- EXTRACTED RECORDS -
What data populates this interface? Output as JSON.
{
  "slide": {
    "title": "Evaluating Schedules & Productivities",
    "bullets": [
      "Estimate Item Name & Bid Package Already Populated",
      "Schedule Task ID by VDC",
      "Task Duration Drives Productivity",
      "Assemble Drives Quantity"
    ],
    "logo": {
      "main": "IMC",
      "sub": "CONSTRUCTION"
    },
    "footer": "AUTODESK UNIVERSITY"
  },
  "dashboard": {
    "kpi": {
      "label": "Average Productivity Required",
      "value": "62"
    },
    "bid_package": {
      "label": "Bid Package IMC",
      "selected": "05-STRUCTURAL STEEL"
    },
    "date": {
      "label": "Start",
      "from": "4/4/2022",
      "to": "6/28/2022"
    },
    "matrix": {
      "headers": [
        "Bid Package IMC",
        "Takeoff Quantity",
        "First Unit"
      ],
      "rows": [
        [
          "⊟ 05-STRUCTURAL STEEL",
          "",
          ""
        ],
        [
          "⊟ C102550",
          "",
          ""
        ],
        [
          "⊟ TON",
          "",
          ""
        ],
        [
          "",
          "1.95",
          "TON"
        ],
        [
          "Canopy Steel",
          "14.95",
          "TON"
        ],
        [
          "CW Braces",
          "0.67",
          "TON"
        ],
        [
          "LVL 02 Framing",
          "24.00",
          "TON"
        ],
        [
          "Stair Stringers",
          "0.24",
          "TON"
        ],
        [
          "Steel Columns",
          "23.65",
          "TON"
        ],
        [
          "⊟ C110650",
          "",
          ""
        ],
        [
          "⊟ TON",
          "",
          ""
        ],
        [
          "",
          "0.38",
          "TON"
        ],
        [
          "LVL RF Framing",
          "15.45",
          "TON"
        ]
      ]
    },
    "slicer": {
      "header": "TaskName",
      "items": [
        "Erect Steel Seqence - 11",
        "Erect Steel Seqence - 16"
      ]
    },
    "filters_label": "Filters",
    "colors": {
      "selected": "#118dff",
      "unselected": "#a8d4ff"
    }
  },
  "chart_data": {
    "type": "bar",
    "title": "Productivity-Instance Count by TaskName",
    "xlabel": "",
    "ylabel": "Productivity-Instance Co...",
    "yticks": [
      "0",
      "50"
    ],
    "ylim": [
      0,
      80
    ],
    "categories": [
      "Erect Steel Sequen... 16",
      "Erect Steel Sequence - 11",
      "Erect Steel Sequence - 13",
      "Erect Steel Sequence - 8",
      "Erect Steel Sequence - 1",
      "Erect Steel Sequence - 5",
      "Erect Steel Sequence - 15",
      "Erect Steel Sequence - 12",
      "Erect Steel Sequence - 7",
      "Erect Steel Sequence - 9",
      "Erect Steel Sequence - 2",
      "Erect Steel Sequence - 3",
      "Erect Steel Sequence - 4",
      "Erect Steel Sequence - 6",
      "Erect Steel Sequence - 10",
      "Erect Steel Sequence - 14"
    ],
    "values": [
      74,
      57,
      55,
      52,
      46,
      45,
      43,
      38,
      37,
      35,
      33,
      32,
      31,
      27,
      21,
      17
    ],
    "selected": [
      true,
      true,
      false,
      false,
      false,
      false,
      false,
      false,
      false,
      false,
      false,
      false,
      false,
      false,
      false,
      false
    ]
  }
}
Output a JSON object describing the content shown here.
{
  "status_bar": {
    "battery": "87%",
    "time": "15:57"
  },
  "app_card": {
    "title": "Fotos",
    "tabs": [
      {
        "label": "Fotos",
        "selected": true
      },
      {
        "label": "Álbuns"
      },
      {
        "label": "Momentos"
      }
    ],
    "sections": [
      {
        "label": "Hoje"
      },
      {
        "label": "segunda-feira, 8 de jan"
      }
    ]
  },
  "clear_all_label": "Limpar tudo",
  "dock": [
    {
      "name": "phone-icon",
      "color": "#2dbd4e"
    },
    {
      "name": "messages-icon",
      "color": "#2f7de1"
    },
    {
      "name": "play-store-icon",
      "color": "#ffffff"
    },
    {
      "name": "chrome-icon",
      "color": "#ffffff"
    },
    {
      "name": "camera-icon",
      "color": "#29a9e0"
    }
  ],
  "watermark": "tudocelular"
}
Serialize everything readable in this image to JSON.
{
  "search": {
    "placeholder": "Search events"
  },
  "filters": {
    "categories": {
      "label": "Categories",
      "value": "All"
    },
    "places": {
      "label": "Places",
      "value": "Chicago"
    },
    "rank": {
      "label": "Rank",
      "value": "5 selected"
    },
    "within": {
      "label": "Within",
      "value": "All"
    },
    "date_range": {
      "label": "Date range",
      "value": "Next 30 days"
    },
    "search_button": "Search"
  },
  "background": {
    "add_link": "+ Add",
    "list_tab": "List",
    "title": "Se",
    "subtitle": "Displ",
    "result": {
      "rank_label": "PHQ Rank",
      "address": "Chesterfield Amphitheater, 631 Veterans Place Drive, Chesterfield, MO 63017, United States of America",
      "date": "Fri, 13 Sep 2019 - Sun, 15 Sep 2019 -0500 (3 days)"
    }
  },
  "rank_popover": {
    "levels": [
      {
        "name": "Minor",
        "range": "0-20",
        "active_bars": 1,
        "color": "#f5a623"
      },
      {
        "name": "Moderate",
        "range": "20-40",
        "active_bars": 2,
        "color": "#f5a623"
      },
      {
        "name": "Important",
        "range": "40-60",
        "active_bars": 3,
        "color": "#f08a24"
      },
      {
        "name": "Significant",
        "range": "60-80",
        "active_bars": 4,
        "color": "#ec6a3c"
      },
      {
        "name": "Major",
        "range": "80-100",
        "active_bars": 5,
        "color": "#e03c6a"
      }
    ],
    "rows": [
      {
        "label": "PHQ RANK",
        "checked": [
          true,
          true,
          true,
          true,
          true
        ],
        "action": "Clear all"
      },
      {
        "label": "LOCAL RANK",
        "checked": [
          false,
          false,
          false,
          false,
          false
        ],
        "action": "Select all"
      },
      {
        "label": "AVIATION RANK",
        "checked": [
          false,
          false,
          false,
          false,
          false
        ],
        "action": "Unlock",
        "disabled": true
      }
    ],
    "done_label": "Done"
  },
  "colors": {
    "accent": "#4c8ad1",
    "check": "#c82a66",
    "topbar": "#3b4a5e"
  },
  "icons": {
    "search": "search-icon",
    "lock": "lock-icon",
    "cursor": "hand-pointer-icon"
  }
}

- TASK GOAL -
Copy down the whole of the data above, matching it exactly.

- EXERCISE ANSWER -
What data populates this interface? Output as JSON.
{
  "slide": {
    "title": "Evaluating Schedules & Productivities",
    "bullets": [
      "Estimate Item Name & Bid Package Already Populated",
      "Schedule Task ID by VDC",
      "Task Duration Drives Productivity",
      "Assemble Drives Quantity"
    ],
    "logo": {
      "main": "IMC",
      "sub": "CONSTRUCTION"
    },
    "footer": "AUTODESK UNIVERSITY"
  },
  "dashboard": {
    "kpi": {
      "label": "Average Productivity Required",
      "value": "62"
    },
    "bid_package": {
      "label": "Bid Package IMC",
      "selected": "05-STRUCTURAL STEEL"
    },
    "date": {
      "label": "Start",
      "from": "4/4/2022",
      "to": "6/28/2022"
    },
    "matrix": {
      "headers": [
        "Bid Package IMC",
        "Takeoff Quantity",
        "First Unit"
      ],
      "rows": [
        [
          "⊟ 05-STRUCTURAL STEEL",
          "",
          ""
        ],
        [
          "⊟ C102550",
          "",
          ""
        ],
        [
          "⊟ TON",
          "",
          ""
        ],
        [
          "",
          "1.95",
          "TON"
        ],
        [
          "Canopy Steel",
          "14.95",
          "TON"
        ],
        [
          "CW Braces",
          "0.67",
          "TON"
        ],
        [
          "LVL 02 Framing",
          "24.00",
          "TON"
        ],
        [
          "Stair Stringers",
          "0.24",
          "TON"
        ],
        [
          "Steel Columns",
          "23.65",
          "TON"
        ],
        [
          "⊟ C110650",
          "",
          ""
        ],
        [
          "⊟ TON",
          "",
          ""
        ],
        [
          "",
          "0.38",
          "TON"
        ],
        [
          "LVL RF Framing",
          "15.45",
          "TON"
        ]
      ]
    },
    "slicer": {
      "header": "TaskName",
      "items": [
        "Erect Steel Seqence - 11",
        "Erect Steel Seqence - 16"
      ]
    },
    "filters_label": "Filters",
    "colors": {
      "selected": "#118dff",
      "unselected": "#a8d4ff"
    }
  },
  "chart_data": {
    "type": "bar",
    "title": "Productivity-Instance Count by TaskName",
    "xlabel": "",
    "ylabel": "Productivity-Instance Co...",
    "yticks": [
      "0",
      "50"
    ],
    "ylim": [
      0,
      80
    ],
    "categories": [
      "Erect Steel Sequen... 16",
      "Erect Steel Sequence - 11",
      "Erect Steel Sequence - 13",
      "Erect Steel Sequence - 8",
      "Erect Steel Sequence - 1",
      "Erect Steel Sequence - 5",
      "Erect Steel Sequence - 15",
      "Erect Steel Sequence - 12",
      "Erect Steel Sequence - 7",
      "Erect Steel Sequence - 9",
      "Erect Steel Sequence - 2",
      "Erect Steel Sequence - 3",
      "Erect Steel Sequence - 4",
      "Erect Steel Sequence - 6",
      "Erect Steel Sequence - 10",
      "Erect Steel Sequence - 14"
    ],
    "values": [
      74,
      57,
      55,
      52,
      46,
      45,
      43,
      38,
      37,
      35,
      33,
      32,
      31,
      27,
      21,
      17
    ],
    "selected": [
      true,
      true,
      false,
      false,
      false,
      false,
      false,
      false,
      false,
      false,
      false,
      false,
      false,
      false,
      false,
      false
    ]
  }
}
Output a JSON object describing the content shown here.
{
  "status_bar": {
    "battery": "87%",
    "time": "15:57"
  },
  "app_card": {
    "title": "Fotos",
    "tabs": [
      {
        "label": "Fotos",
        "selected": true
      },
      {
        "label": "Álbuns"
      },
      {
        "label": "Momentos"
      }
    ],
    "sections": [
      {
        "label": "Hoje"
      },
      {
        "label": "segunda-feira, 8 de jan"
      }
    ]
  },
  "clear_all_label": "Limpar tudo",
  "dock": [
    {
      "name": "phone-icon",
      "color": "#2dbd4e"
    },
    {
      "name": "messages-icon",
      "color": "#2f7de1"
    },
    {
      "name": "play-store-icon",
      "color": "#ffffff"
    },
    {
      "name": "chrome-icon",
      "color": "#ffffff"
    },
    {
      "name": "camera-icon",
      "color": "#29a9e0"
    }
  ],
  "watermark": "tudocelular"
}
Serialize everything readable in this image to JSON.
{
  "search": {
    "placeholder": "Search events"
  },
  "filters": {
    "categories": {
      "label": "Categories",
      "value": "All"
    },
    "places": {
      "label": "Places",
      "value": "Chicago"
    },
    "rank": {
      "label": "Rank",
      "value": "5 selected"
    },
    "within": {
      "label": "Within",
      "value": "All"
    },
    "date_range": {
      "label": "Date range",
      "value": "Next 30 days"
    },
    "search_button": "Search"
  },
  "background": {
    "add_link": "+ Add",
    "list_tab": "List",
    "title": "Se",
    "subtitle": "Displ",
    "result": {
      "rank_label": "PHQ Rank",
      "address": "Chesterfield Amphitheater, 631 Veterans Place Drive, Chesterfield, MO 63017, United States of America",
      "date": "Fri, 13 Sep 2019 - Sun, 15 Sep 2019 -0500 (3 days)"
    }
  },
  "rank_popover": {
    "levels": [
      {
        "name": "Minor",
        "range": "0-20",
        "active_bars": 1,
        "color": "#f5a623"
      },
      {
        "name": "Moderate",
        "range": "20-40",
        "active_bars": 2,
        "color": "#f5a623"
      },
      {
        "name": "Important",
        "range": "40-60",
        "active_bars": 3,
        "color": "#f08a24"
      },
      {
        "name": "Significant",
        "range": "60-80",
        "active_bars": 4,
        "color": "#ec6a3c"
      },
      {
        "name": "Major",
        "range": "80-100",
        "active_bars": 5,
        "color": "#e03c6a"
      }
    ],
    "rows": [
      {
        "label": "PHQ RANK",
        "checked": [
          true,
          true,
          true,
          true,
          true
        ],
        "action": "Clear all"
      },
      {
        "label": "LOCAL RANK",
        "checked": [
          false,
          false,
          false,
          false,
          false
        ],
        "action": "Select all"
      },
      {
        "label": "AVIATION RANK",
        "checked": [
          false,
          false,
          false,
          false,
          false
        ],
        "action": "Unlock",
        "disabled": true
      }
    ],
    "done_label": "Done"
  },
  "colors": {
    "accent": "#4c8ad1",
    "check": "#c82a66",
    "topbar": "#3b4a5e"
  },
  "icons": {
    "search": "search-icon",
    "lock": "lock-icon",
    "cursor": "hand-pointer-icon"
  }
}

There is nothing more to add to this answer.